WRITTEN EXERCISE
Pick out the lines below with "values" and list them.
[DATA ROWS start]
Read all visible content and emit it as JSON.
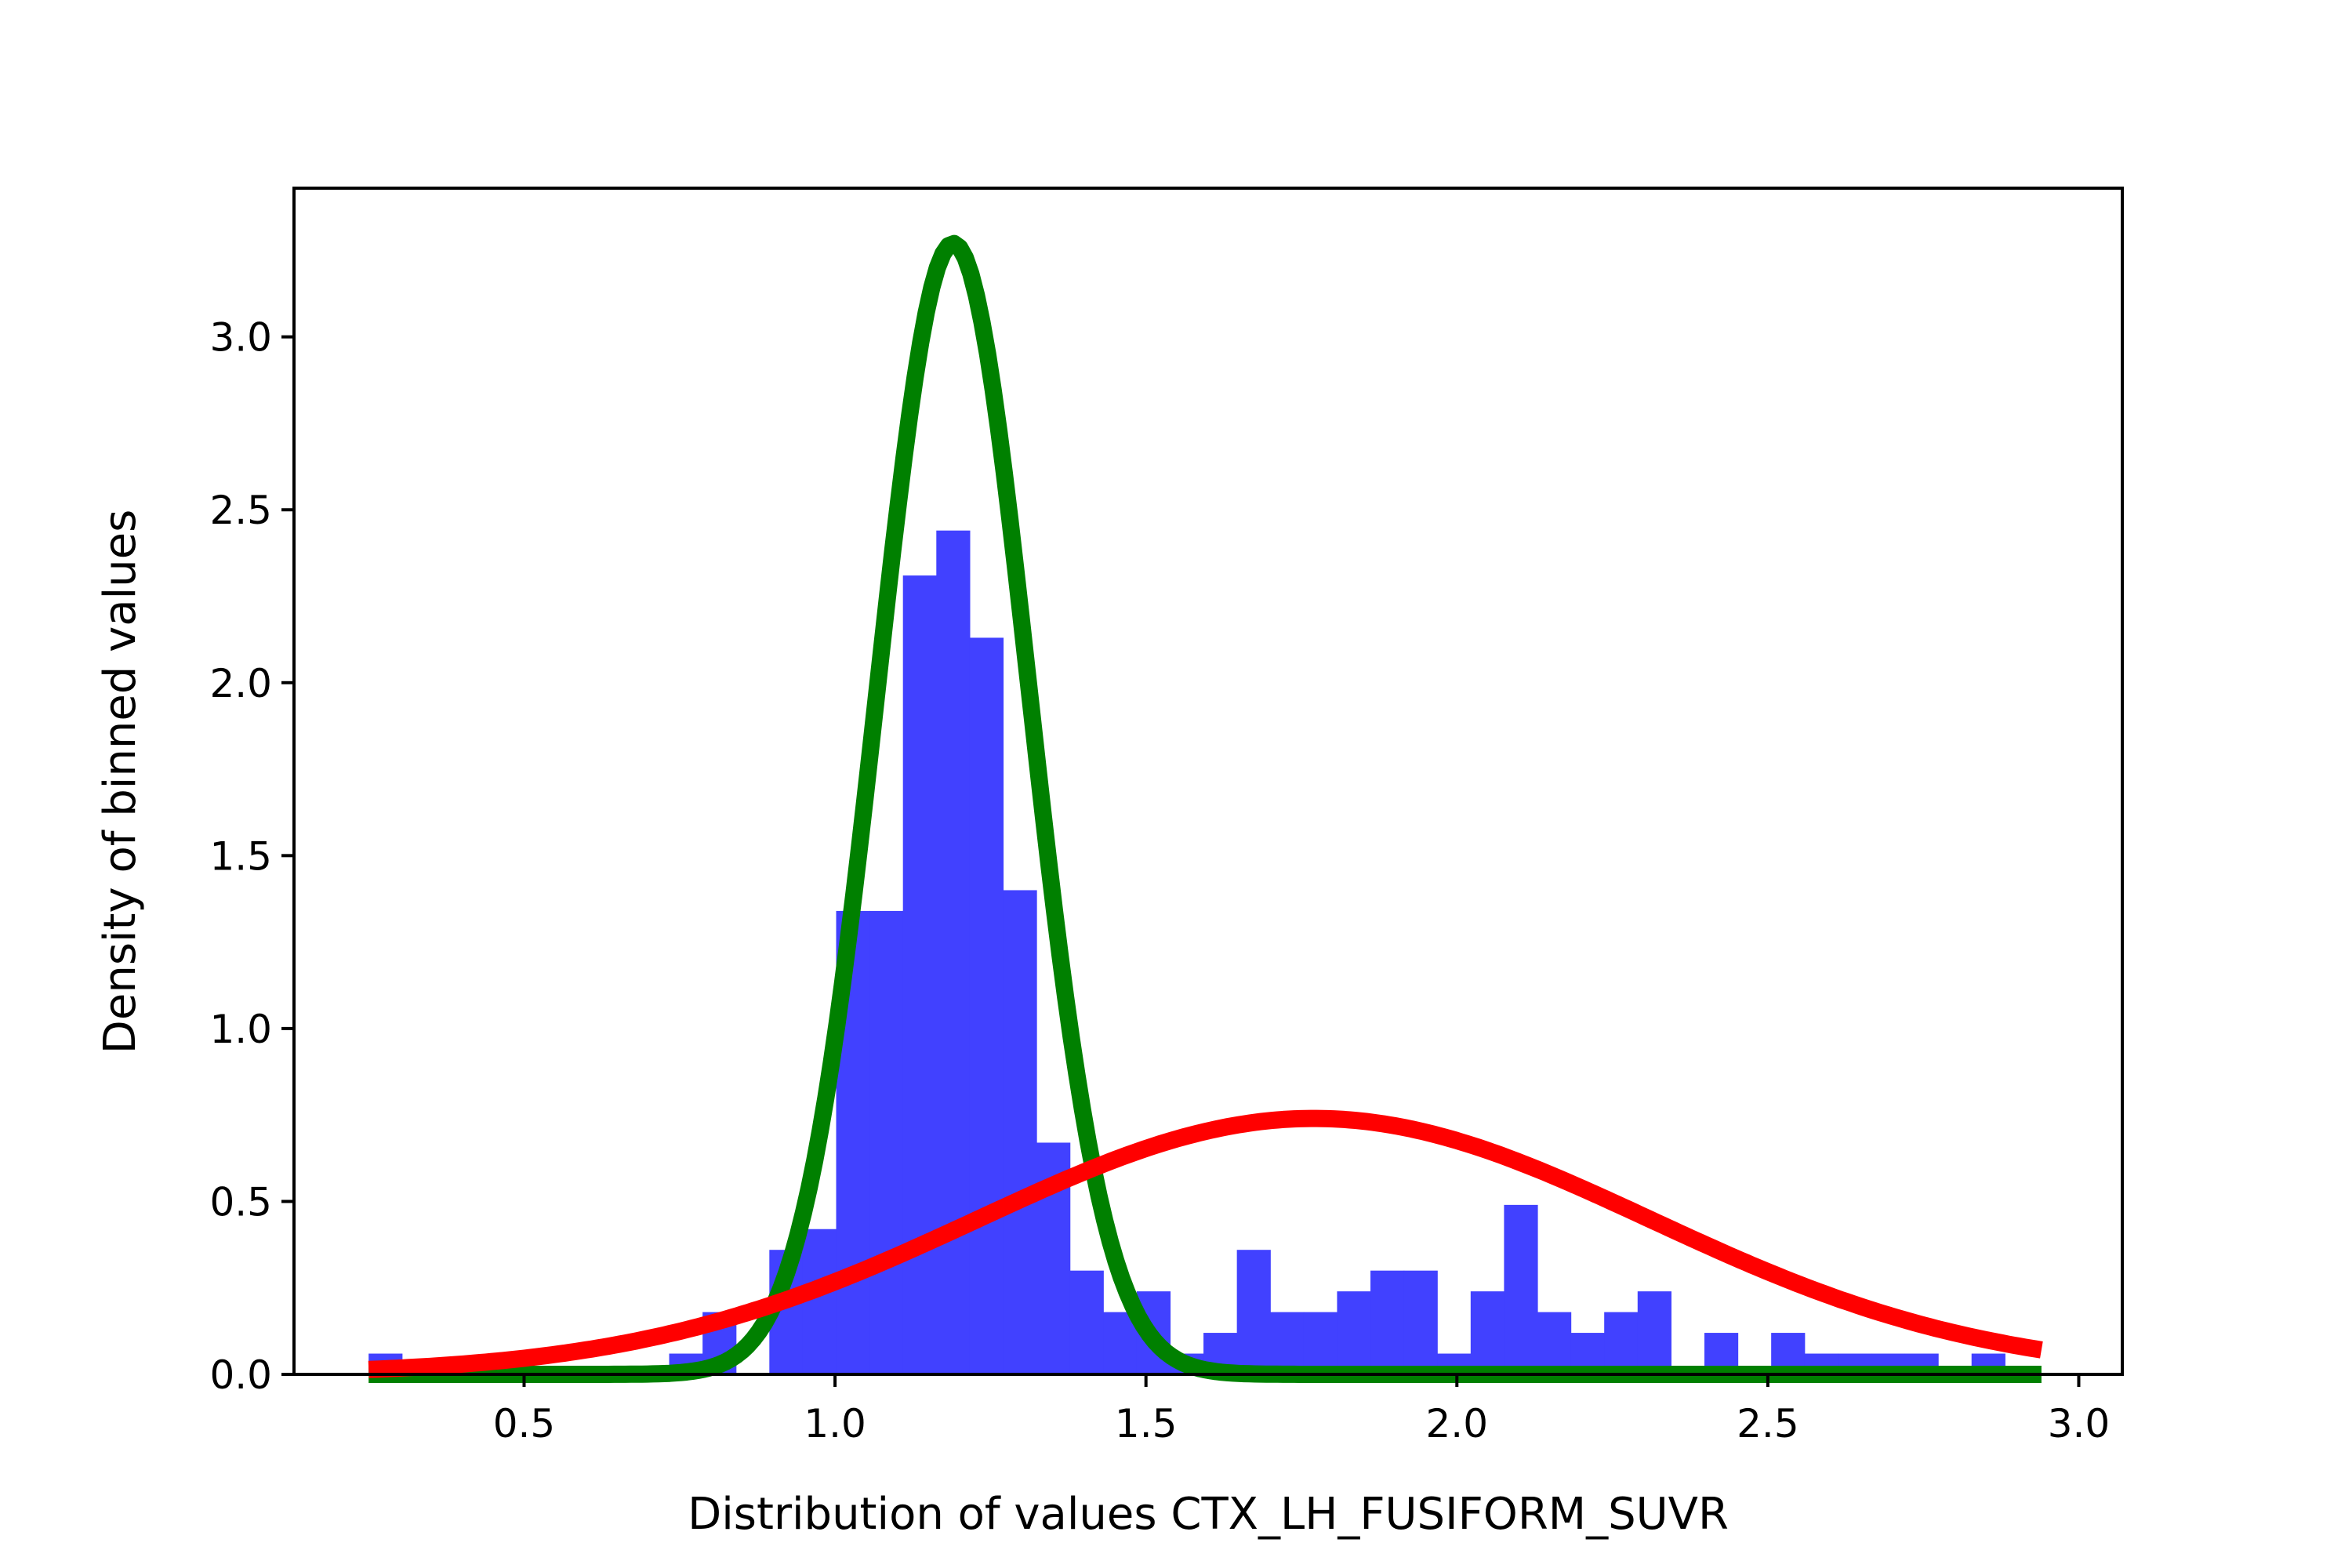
{
  "chart_data": {
    "type": "bar",
    "xlabel": "Distribution of values CTX_LH_FUSIFORM_SUVR",
    "ylabel": "Density of binned values",
    "xlim": [
      0.13,
      3.07
    ],
    "ylim": [
      0,
      3.43
    ],
    "xticks": [
      0.5,
      1.0,
      1.5,
      2.0,
      2.5,
      3.0
    ],
    "xtick_labels": [
      "0.5",
      "1.0",
      "1.5",
      "2.0",
      "2.5",
      "3.0"
    ],
    "yticks": [
      0.0,
      0.5,
      1.0,
      1.5,
      2.0,
      2.5,
      3.0
    ],
    "ytick_labels": [
      "0.0",
      "0.5",
      "1.0",
      "1.5",
      "2.0",
      "2.5",
      "3.0"
    ],
    "grid": false,
    "histogram": {
      "bin_start": 0.25,
      "bin_width": 0.0537,
      "values": [
        0.06,
        0.0,
        0.0,
        0.0,
        0.0,
        0.0,
        0.0,
        0.0,
        0.0,
        0.06,
        0.18,
        0.0,
        0.36,
        0.42,
        1.34,
        1.34,
        2.31,
        2.44,
        2.13,
        1.4,
        0.67,
        0.3,
        0.18,
        0.24,
        0.06,
        0.12,
        0.36,
        0.18,
        0.18,
        0.24,
        0.3,
        0.3,
        0.06,
        0.24,
        0.49,
        0.18,
        0.12,
        0.18,
        0.24,
        0.0,
        0.12,
        0.0,
        0.12,
        0.06,
        0.06,
        0.06,
        0.06,
        0.0,
        0.06,
        0.0
      ]
    },
    "curves": [
      {
        "mean": 1.19,
        "sd": 0.122,
        "peak": 3.27
      },
      {
        "mean": 1.77,
        "sd": 0.54,
        "peak": 0.74
      }
    ],
    "colors": {
      "bars": "#4141ff",
      "curve_1": "#008000",
      "curve_2": "#ff0000"
    }
  }
}
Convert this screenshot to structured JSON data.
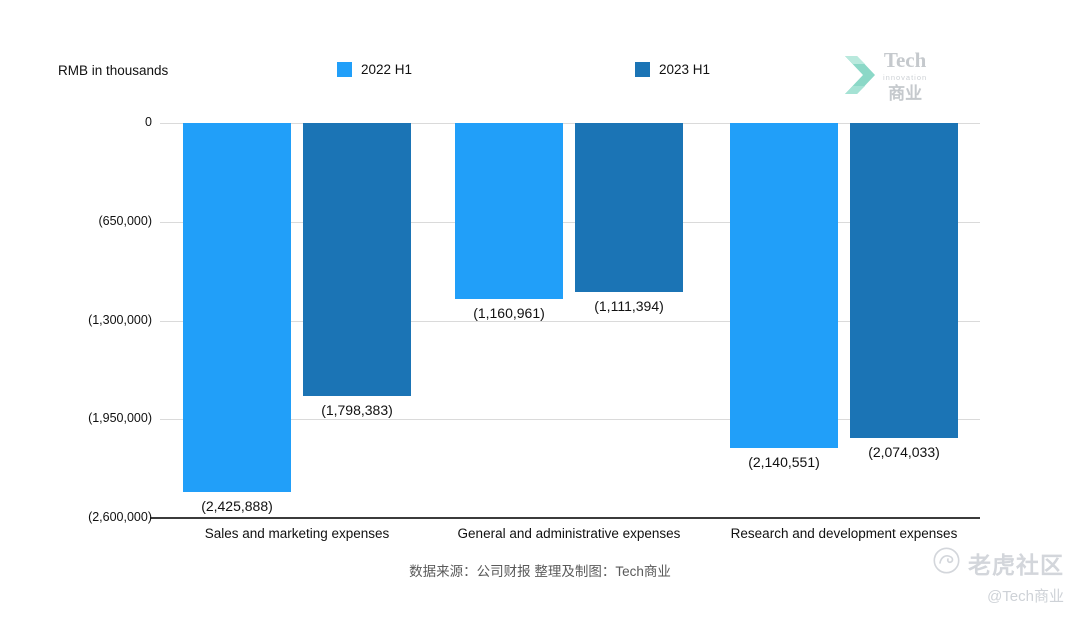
{
  "header": {
    "unit_label": "RMB in thousands",
    "logo": {
      "line1": "Tech",
      "line2": "innovation",
      "line3": "商业"
    }
  },
  "chart_data": {
    "type": "bar",
    "title": "",
    "unit": "RMB in thousands",
    "categories": [
      "Sales and marketing expenses",
      "General and administrative expenses",
      "Research and development expenses"
    ],
    "series": [
      {
        "name": "2022 H1",
        "color": "#219FF9",
        "values": [
          -2425888,
          -1160961,
          -2140551
        ],
        "labels": [
          "(2,425,888)",
          "(1,160,961)",
          "(2,140,551)"
        ]
      },
      {
        "name": "2023 H1",
        "color": "#1B74B5",
        "values": [
          -1798383,
          -1111394,
          -2074033
        ],
        "labels": [
          "(1,798,383)",
          "(1,111,394)",
          "(2,074,033)"
        ]
      }
    ],
    "y_ticks": [
      "0",
      "(650,000)",
      "(1,300,000)",
      "(1,950,000)",
      "(2,600,000)"
    ],
    "ylim": [
      -2600000,
      0
    ],
    "grid": "horizontal",
    "legend_position": "top"
  },
  "footer": {
    "source_text": "数据来源：公司财报 整理及制图：Tech商业"
  },
  "watermark": {
    "community": "老虎社区",
    "handle": "@Tech商业"
  }
}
[DATA ROWS end]
SOLUTION TO THIS EXERCISE
    "xlabel": "Distribution of values CTX_LH_FUSIFORM_SUVR",
    "ylabel": "Density of binned values",
      "values": [
        "values": [
        "values": [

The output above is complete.